> DATA FOR THE TASK
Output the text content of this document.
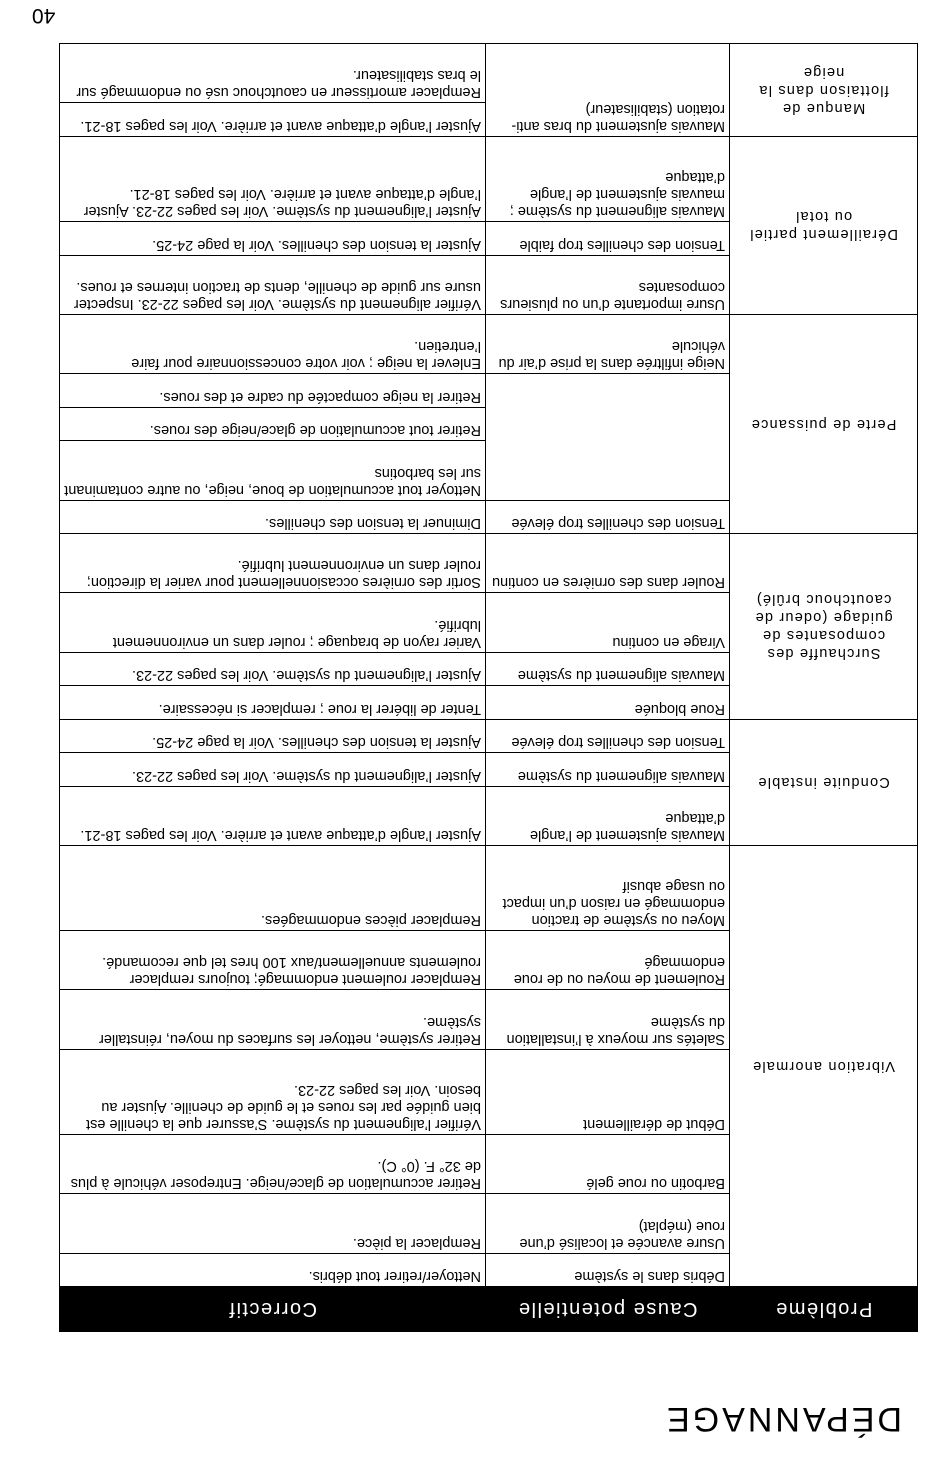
DÉPANNAGE
Problème	Cause potentielle	Correctif
Vibration anormale	Débris dans le système	Nettoyer/retirer tout débris.
	Usure avancée et localisé d’une roue (méplat)	Remplacer la pièce.
	Barbotin ou roue gelé	Retirer accumulation de glace/neige. Entreposer véhicule à plus de 32° F. (0° C).
	Début de déraillement	Vérifier l’alignement du système. S’assurer que la chenille est bien guidée par les roues et le guide de chenille. Ajuster au besoin. Voir les pages 22-23.
	Saletés sur moyeux à l’installation du système	Retirer système, nettoyer les surfaces du moyeu, réinstaller système.
	Roulement de moyeu ou de roue endommagé	Remplacer roulement endommagé; toujours remplacer roulements annuellement/aux 100 hres tel que recomandé.
	Moyeu ou système de traction endommagé en raison d’un impact ou usage abusif	Remplacer pièces endommagées.
Conduite instable	Mauvais ajustement de l’angle d’attaque	Ajuster l’angle d’attaque avant et arrière. Voir les pages 18-21.
	Mauvais alignement du système	Ajuster l’alignement du système. Voir les pages 22-23.
	Tension des chenilles trop élevée	Ajuster la tension des chenilles. Voir la page 24-25.
Surchauffe des composantes de guidage (odeur de caoutchouc brûlé)	Roue bloquée	Tenter de libérer la roue ; remplacer si nécessaire.
	Mauvais alignement du système	Ajuster l’alignement du système. Voir les pages 22-23.
	Virage en continu	Varier rayon de braquage ; rouler dans un environnement lubrifié.
	Rouler dans des ornières en continu	Sortir des ornières occasionnellement pour varier la direction; rouler dans un environnement lubrifié.
Perte de puissance	Tension des chenilles trop élevée	Diminuer la tension des chenilles.
		Nettoyer tout accumulation de boue, neige, ou autre contaminant sur les barbotins
		Retirer tout accumulation de glace/neige des roues.
		Retirer la neige compactée du cadre et des roues.
	Neige infiltrée dans la prise d’air du véhicule	Enlever la neige ; voir votre concessionnaire pour faire l’entretien.
Déraillement partiel ou total	Usure importante d’un ou plusieurs composantes	Vérifier alignement du système. Voir les pages 22-23. Inspecter usure sur guide de chenille, dents de traction internes et roues.
	Tension des chenilles trop faible	Ajuster la tension des chenilles. Voir la page 24-25.
	Mauvais alignement du système ; mauvais ajustement de l’angle d’attaque	Ajuster l’alignement du système. Voir les pages 22-23. Ajuster l’angle d’attaque avant et arrière. Voir les pages 18-21.
Manque de flottaison dans la neige	Mauvais ajustement du bras anti-rotation (stabilisateur)	Ajuster l’angle d’attaque avant et arrière. Voir les pages 18-21.
		Remplacer amortisseur en caoutchouc usé ou endommagé sur le bras stabilisateur.
40
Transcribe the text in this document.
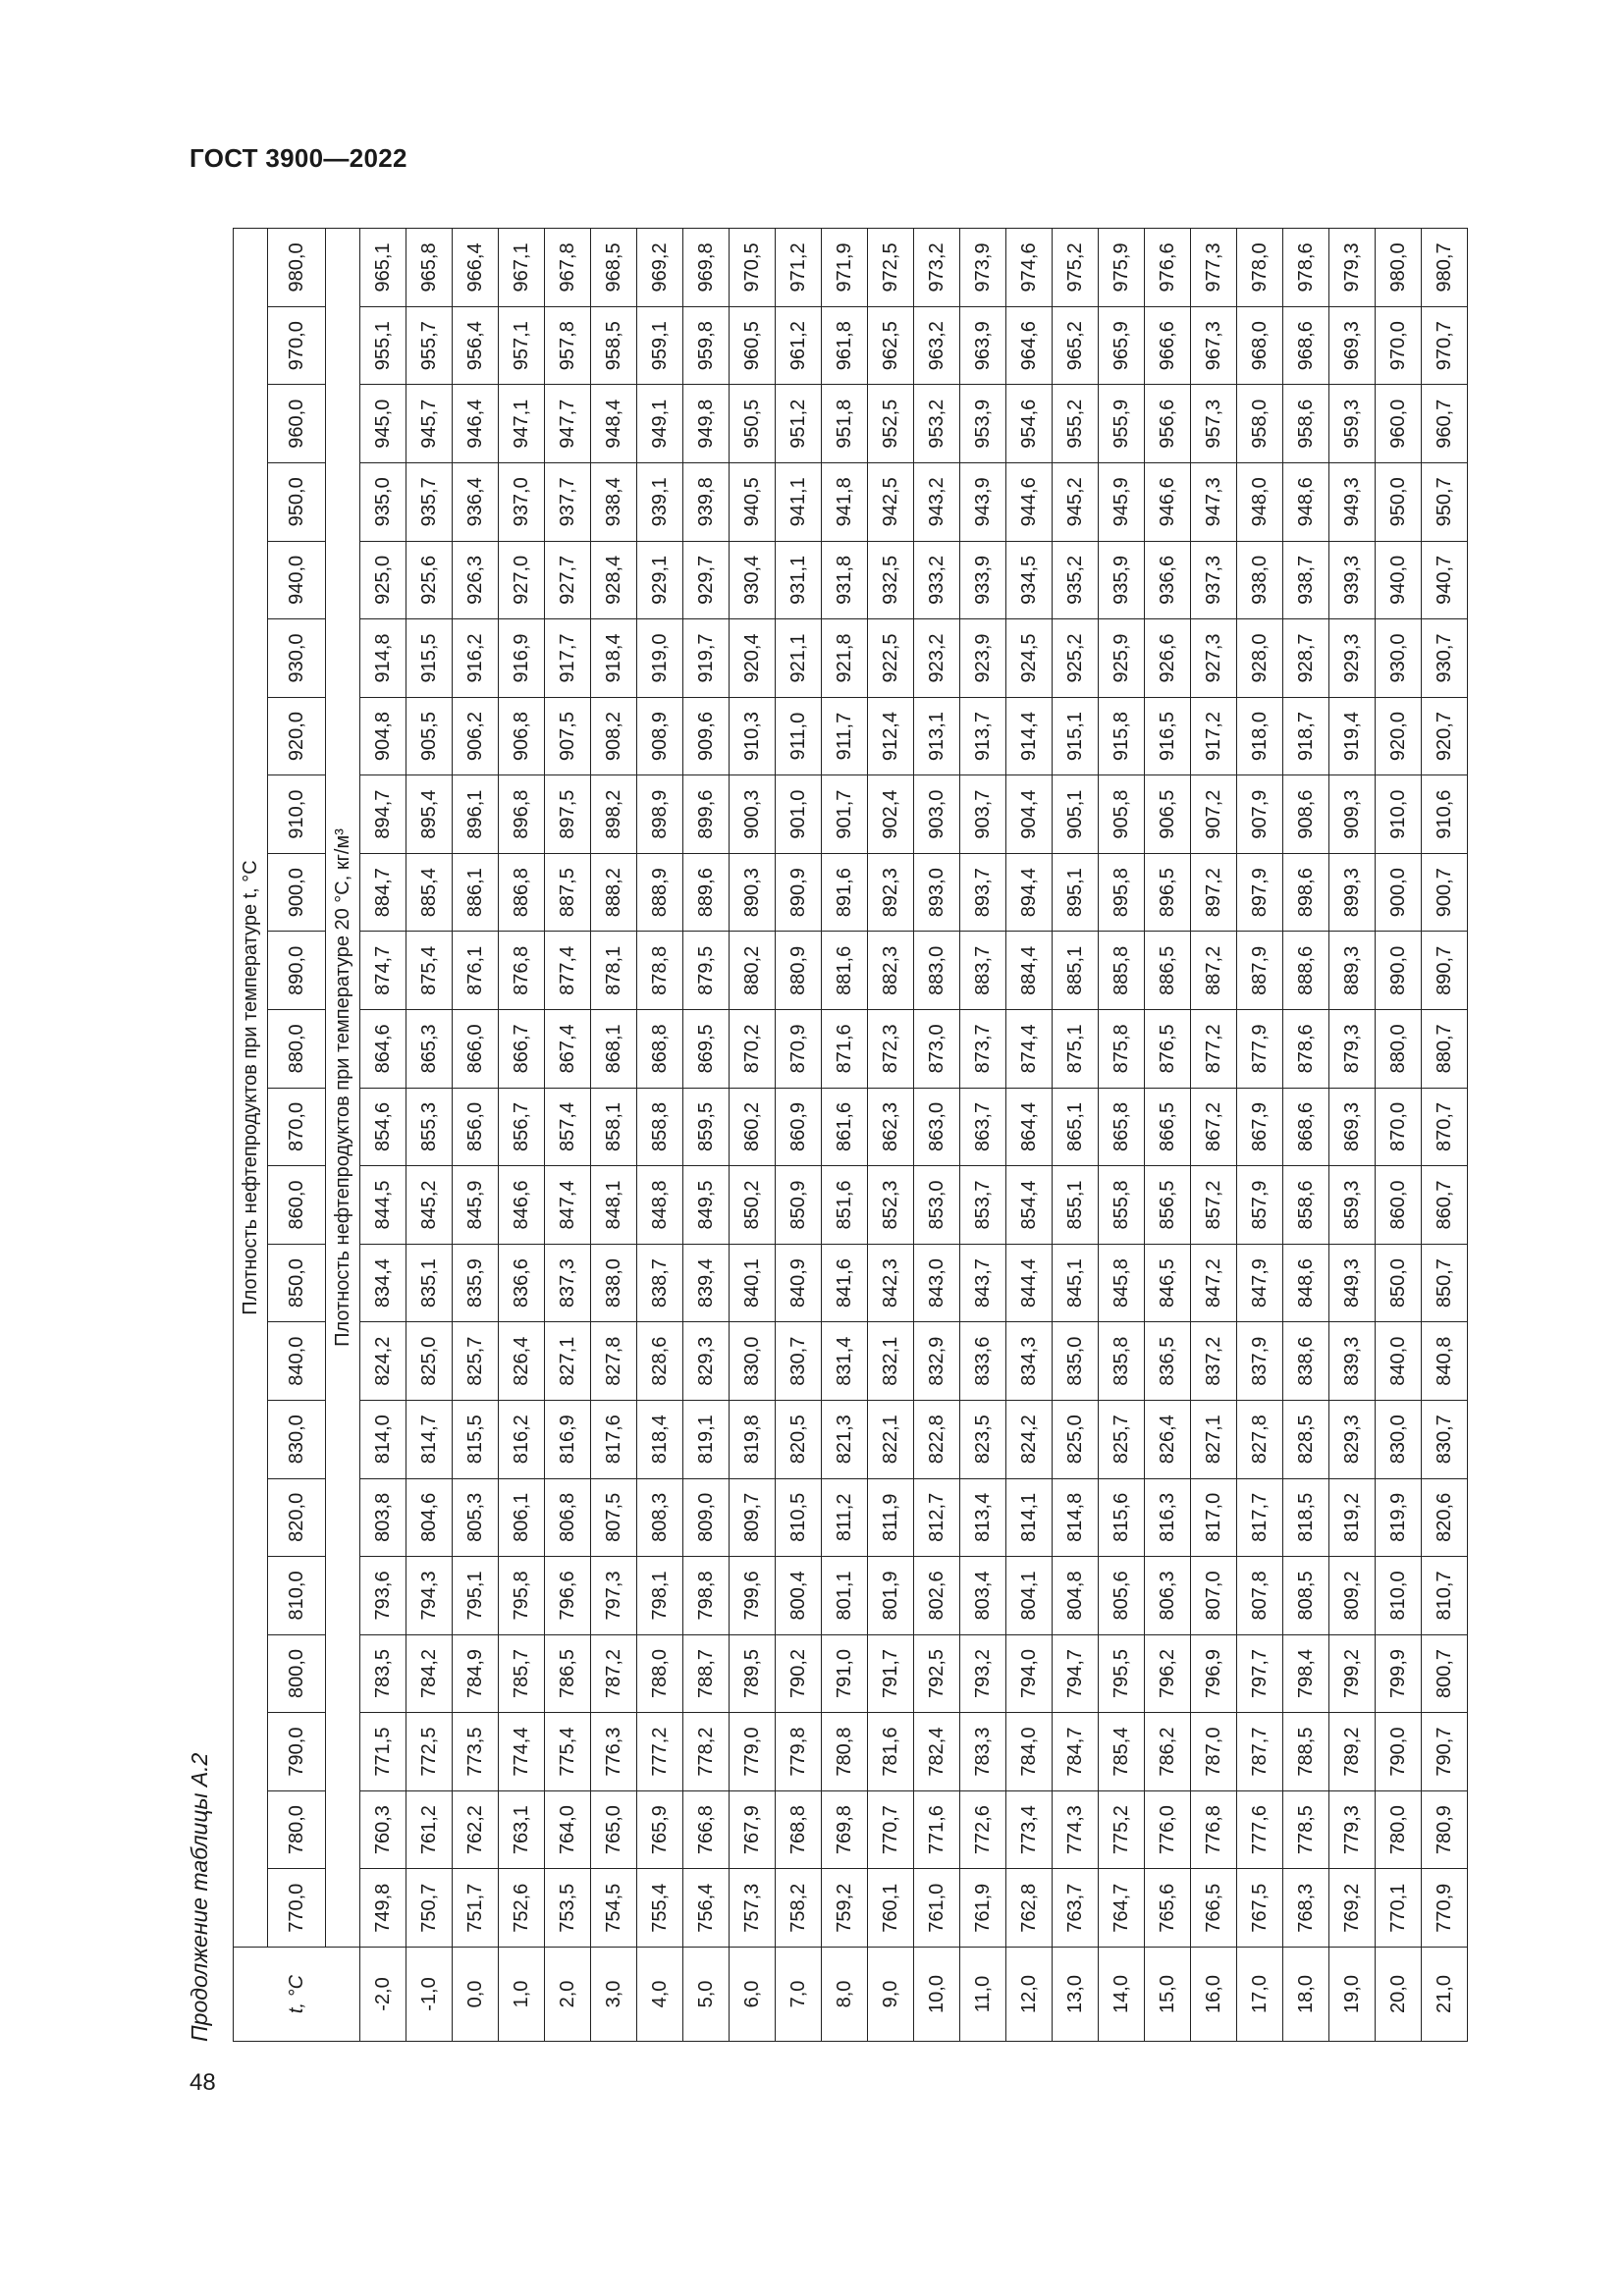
ГОСТ 3900—2022
Продолжение таблицы А.2	t, °C	Плотность нефтепродуктов при температуре t, °C																					
	770,0	780,0	790,0	800,0	810,0	820,0	830,0	840,0	850,0	860,0	870,0	880,0	890,0	900,0	910,0	920,0	930,0	940,0	950,0	960,0	970,0	980,0
	Плотность нефтепродуктов при температуре 20 °C, кг/м³																					
-2,0	749,8	760,3	771,5	783,5	793,6	803,8	814,0	824,2	834,4	844,5	854,6	864,6	874,7	884,7	894,7	904,8	914,8	925,0	935,0	945,0	955,1	965,1
-1,0	750,7	761,2	772,5	784,2	794,3	804,6	814,7	825,0	835,1	845,2	855,3	865,3	875,4	885,4	895,4	905,5	915,5	925,6	935,7	945,7	955,7	965,8
0,0	751,7	762,2	773,5	784,9	795,1	805,3	815,5	825,7	835,9	845,9	856,0	866,0	876,1	886,1	896,1	906,2	916,2	926,3	936,4	946,4	956,4	966,4
1,0	752,6	763,1	774,4	785,7	795,8	806,1	816,2	826,4	836,6	846,6	856,7	866,7	876,8	886,8	896,8	906,8	916,9	927,0	937,0	947,1	957,1	967,1
2,0	753,5	764,0	775,4	786,5	796,6	806,8	816,9	827,1	837,3	847,4	857,4	867,4	877,4	887,5	897,5	907,5	917,7	927,7	937,7	947,7	957,8	967,8
3,0	754,5	765,0	776,3	787,2	797,3	807,5	817,6	827,8	838,0	848,1	858,1	868,1	878,1	888,2	898,2	908,2	918,4	928,4	938,4	948,4	958,5	968,5
4,0	755,4	765,9	777,2	788,0	798,1	808,3	818,4	828,6	838,7	848,8	858,8	868,8	878,8	888,9	898,9	908,9	919,0	929,1	939,1	949,1	959,1	969,2
5,0	756,4	766,8	778,2	788,7	798,8	809,0	819,1	829,3	839,4	849,5	859,5	869,5	879,5	889,6	899,6	909,6	919,7	929,7	939,8	949,8	959,8	969,8
6,0	757,3	767,9	779,0	789,5	799,6	809,7	819,8	830,0	840,1	850,2	860,2	870,2	880,2	890,3	900,3	910,3	920,4	930,4	940,5	950,5	960,5	970,5
7,0	758,2	768,8	779,8	790,2	800,4	810,5	820,5	830,7	840,9	850,9	860,9	870,9	880,9	890,9	901,0	911,0	921,1	931,1	941,1	951,2	961,2	971,2
8,0	759,2	769,8	780,8	791,0	801,1	811,2	821,3	831,4	841,6	851,6	861,6	871,6	881,6	891,6	901,7	911,7	921,8	931,8	941,8	951,8	961,8	971,9
9,0	760,1	770,7	781,6	791,7	801,9	811,9	822,1	832,1	842,3	852,3	862,3	872,3	882,3	892,3	902,4	912,4	922,5	932,5	942,5	952,5	962,5	972,5
10,0	761,0	771,6	782,4	792,5	802,6	812,7	822,8	832,9	843,0	853,0	863,0	873,0	883,0	893,0	903,0	913,1	923,2	933,2	943,2	953,2	963,2	973,2
11,0	761,9	772,6	783,3	793,2	803,4	813,4	823,5	833,6	843,7	853,7	863,7	873,7	883,7	893,7	903,7	913,7	923,9	933,9	943,9	953,9	963,9	973,9
12,0	762,8	773,4	784,0	794,0	804,1	814,1	824,2	834,3	844,4	854,4	864,4	874,4	884,4	894,4	904,4	914,4	924,5	934,5	944,6	954,6	964,6	974,6
13,0	763,7	774,3	784,7	794,7	804,8	814,8	825,0	835,0	845,1	855,1	865,1	875,1	885,1	895,1	905,1	915,1	925,2	935,2	945,2	955,2	965,2	975,2
14,0	764,7	775,2	785,4	795,5	805,6	815,6	825,7	835,8	845,8	855,8	865,8	875,8	885,8	895,8	905,8	915,8	925,9	935,9	945,9	955,9	965,9	975,9
15,0	765,6	776,0	786,2	796,2	806,3	816,3	826,4	836,5	846,5	856,5	866,5	876,5	886,5	896,5	906,5	916,5	926,6	936,6	946,6	956,6	966,6	976,6
16,0	766,5	776,8	787,0	796,9	807,0	817,0	827,1	837,2	847,2	857,2	867,2	877,2	887,2	897,2	907,2	917,2	927,3	937,3	947,3	957,3	967,3	977,3
17,0	767,5	777,6	787,7	797,7	807,8	817,7	827,8	837,9	847,9	857,9	867,9	877,9	887,9	897,9	907,9	918,0	928,0	938,0	948,0	958,0	968,0	978,0
18,0	768,3	778,5	788,5	798,4	808,5	818,5	828,5	838,6	848,6	858,6	868,6	878,6	888,6	898,6	908,6	918,7	928,7	938,7	948,6	958,6	968,6	978,6
19,0	769,2	779,3	789,2	799,2	809,2	819,2	829,3	839,3	849,3	859,3	869,3	879,3	889,3	899,3	909,3	919,4	929,3	939,3	949,3	959,3	969,3	979,3
20,0	770,1	780,0	790,0	799,9	810,0	819,9	830,0	840,0	850,0	860,0	870,0	880,0	890,0	900,0	910,0	920,0	930,0	940,0	950,0	960,0	970,0	980,0
21,0	770,9	780,9	790,7	800,7	810,7	820,6	830,7	840,8	850,7	860,7	870,7	880,7	890,7	900,7	910,6	920,7	930,7	940,7	950,7	960,7	970,7	980,7
48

> WRITTEN INSTRUCTION
Report every line in the data above in which the word "Usure" appears.

> THE RESPONSE
	Usure avancée et localisé d’une roue (méplat)	Remplacer la pièce.
Déraillement partiel ou total	Usure importante d’un ou plusieurs composantes	Vérifier alignement du système. Voir les pages 22-23. Inspecter usure sur guide de chenille, dents de traction internes et roues.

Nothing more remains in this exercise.